Does statin therapy initiation increase the risk for myopathy? An observational study of 32,225 diabetic and nondiabetic patients.Clin Ther 2007; 29(8):1761-70CT
Estimates of myopathy rates in the literature are based on adverse events reported in clinical trials, which may not be representative of the clinical practice setting.
The objective of this study was to estimate the prevalence of myopathic events, particularly myalgia, myositis, and rhabdomyolysis in a community-based practice among a cohort of subjects with or without diabetes, some of whom received statin treatment.
In this retrospective data analysis, we identified members of a health maintenance organization (HMO) who initiated statin treatment between 1997 and 2004 and classified them into 2 groups: those subjects with diabetes and those without. We matched them to an equal number of health plan members based on age group, diabetes diagnosis, and year of health plan enrollment. We defined 4 levels of myopathic events according to the American College of Cardiology, the American Heart Association, and the National Heart, Lung, and Blood Institute's definitions as follows: myalgia, mild myositis, severe myositis, and rhabdomyolysis. Subjects were observed for approximately 9 years. Prevalence rates were calculated by adjusting for known myopathic risk factors and also by utilizing Cox regression models to identify predictors of time for myopathic events.

_DATA EXCERPTS_:
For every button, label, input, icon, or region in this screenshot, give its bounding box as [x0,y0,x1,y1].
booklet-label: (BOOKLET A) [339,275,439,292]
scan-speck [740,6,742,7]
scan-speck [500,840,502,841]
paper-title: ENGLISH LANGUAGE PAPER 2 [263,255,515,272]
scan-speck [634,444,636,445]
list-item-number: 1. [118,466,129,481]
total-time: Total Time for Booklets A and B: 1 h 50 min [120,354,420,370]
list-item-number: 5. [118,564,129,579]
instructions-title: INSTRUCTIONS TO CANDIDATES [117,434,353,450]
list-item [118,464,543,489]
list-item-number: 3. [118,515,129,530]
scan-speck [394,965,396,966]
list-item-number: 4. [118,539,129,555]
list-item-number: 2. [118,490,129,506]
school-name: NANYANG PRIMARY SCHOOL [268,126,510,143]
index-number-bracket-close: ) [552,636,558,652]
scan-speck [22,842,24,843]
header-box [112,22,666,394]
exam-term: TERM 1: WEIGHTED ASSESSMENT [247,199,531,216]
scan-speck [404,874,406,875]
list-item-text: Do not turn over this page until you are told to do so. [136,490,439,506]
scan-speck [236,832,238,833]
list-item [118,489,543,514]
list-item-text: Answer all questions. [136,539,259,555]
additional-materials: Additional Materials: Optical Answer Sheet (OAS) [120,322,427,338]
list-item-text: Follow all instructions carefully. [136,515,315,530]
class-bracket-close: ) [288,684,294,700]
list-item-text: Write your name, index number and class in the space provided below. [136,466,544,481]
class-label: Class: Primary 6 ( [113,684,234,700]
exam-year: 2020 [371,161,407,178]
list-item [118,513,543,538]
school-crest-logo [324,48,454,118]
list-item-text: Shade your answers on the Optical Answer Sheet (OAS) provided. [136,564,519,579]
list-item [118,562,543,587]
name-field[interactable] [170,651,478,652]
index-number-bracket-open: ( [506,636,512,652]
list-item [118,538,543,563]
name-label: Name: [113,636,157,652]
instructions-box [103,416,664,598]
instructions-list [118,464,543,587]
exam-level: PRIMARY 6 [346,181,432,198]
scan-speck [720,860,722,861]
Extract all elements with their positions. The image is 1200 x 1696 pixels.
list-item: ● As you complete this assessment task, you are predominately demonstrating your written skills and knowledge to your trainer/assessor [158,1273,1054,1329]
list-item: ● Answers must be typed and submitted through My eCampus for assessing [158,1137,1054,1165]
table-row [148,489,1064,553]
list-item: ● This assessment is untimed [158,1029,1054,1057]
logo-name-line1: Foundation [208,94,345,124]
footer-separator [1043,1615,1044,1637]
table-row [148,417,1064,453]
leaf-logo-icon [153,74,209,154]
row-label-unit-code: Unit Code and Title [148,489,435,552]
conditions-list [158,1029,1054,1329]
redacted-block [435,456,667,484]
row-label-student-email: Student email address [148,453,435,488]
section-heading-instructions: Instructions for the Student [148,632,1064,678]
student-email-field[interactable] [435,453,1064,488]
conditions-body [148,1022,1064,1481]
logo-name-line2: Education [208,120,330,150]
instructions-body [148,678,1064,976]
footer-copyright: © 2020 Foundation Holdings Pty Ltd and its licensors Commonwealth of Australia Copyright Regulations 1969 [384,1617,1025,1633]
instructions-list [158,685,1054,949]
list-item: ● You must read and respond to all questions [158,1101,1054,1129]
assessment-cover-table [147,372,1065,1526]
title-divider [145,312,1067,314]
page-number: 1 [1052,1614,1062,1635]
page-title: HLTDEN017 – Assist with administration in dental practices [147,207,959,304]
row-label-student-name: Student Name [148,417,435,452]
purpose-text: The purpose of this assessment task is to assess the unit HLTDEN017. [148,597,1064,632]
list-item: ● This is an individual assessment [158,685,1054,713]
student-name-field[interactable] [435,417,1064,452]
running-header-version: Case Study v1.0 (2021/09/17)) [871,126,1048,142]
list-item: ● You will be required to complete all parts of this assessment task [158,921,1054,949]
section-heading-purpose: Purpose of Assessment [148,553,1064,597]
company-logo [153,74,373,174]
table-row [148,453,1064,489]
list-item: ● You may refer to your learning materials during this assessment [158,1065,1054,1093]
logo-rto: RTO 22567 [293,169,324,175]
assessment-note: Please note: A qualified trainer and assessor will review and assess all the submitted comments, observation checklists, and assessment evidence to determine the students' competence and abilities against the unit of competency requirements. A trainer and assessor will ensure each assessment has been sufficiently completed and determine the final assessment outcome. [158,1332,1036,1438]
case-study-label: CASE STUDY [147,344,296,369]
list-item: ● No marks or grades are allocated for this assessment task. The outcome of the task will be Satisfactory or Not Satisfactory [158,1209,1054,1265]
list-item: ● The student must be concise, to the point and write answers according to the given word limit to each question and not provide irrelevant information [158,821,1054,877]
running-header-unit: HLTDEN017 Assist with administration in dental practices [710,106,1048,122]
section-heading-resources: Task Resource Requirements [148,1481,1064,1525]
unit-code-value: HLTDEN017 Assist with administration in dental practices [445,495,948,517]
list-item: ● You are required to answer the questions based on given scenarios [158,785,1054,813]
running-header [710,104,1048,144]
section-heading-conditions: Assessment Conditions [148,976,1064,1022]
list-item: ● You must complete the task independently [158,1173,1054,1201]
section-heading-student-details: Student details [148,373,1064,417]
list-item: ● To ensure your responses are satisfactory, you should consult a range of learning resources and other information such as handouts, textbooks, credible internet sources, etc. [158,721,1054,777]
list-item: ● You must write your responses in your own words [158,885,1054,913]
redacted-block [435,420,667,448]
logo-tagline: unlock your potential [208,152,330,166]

_YOUR ASSIGNMENT_: Pick up the abstract on statin therapy and myopathy risk right after its final sentence and keep writing it.

_RESPONSE TO THE EXERCISE_:
Of the 35,413 HMO members initially assessed for inclusion, 32,225 were identified and classified into the 2 cohorts: diabetes (n = 10,247) and nondiabetes (n = 21,978). A greater proportion of statin initiators in both the diabetes (7.9% vs 5.5%; P < 0.001) and nondiabetes cohorts (9.0% vs 3.7%; P < 0.001) experienced myopathic events. However, 95% of events were myalgia or mild myositis. The prevalence of severe myositis was 0.4 per 1000 person-years (95% CI, 0.2-0.7) and 0.8 per 1000 person-years (95% CI, 0.6-1.1) among statin initiators with or without diabetes, respectively. By comparison, rates were 0.3 (95% CI, 0.1-0.5) and 0.2 (95% CI, 0.1-0.4) per 1000 person-years among nonstatin users with or without diabetes, respectively. Rates of rhabdomyolysis were 0.1 (95% CI, 0.1-0.3) and 0.2 (95% CI, 0.1-0.5) per 1000 person-years among statin and non-statin users with diabetes, respectively, and 0.2 (95% CI, 0.1-0.4) in both groups without diabetes.
Statin initiation was associated with an approximate doubling of the risk for any myopathic event but did not appear to be associated with an increased risk for rhabdomyolysis in these patients. Because clinically significant elevations of creatine kinase levels were rare, statins appeared to be well tolerated in diabetic and nondiabetic patients who used them.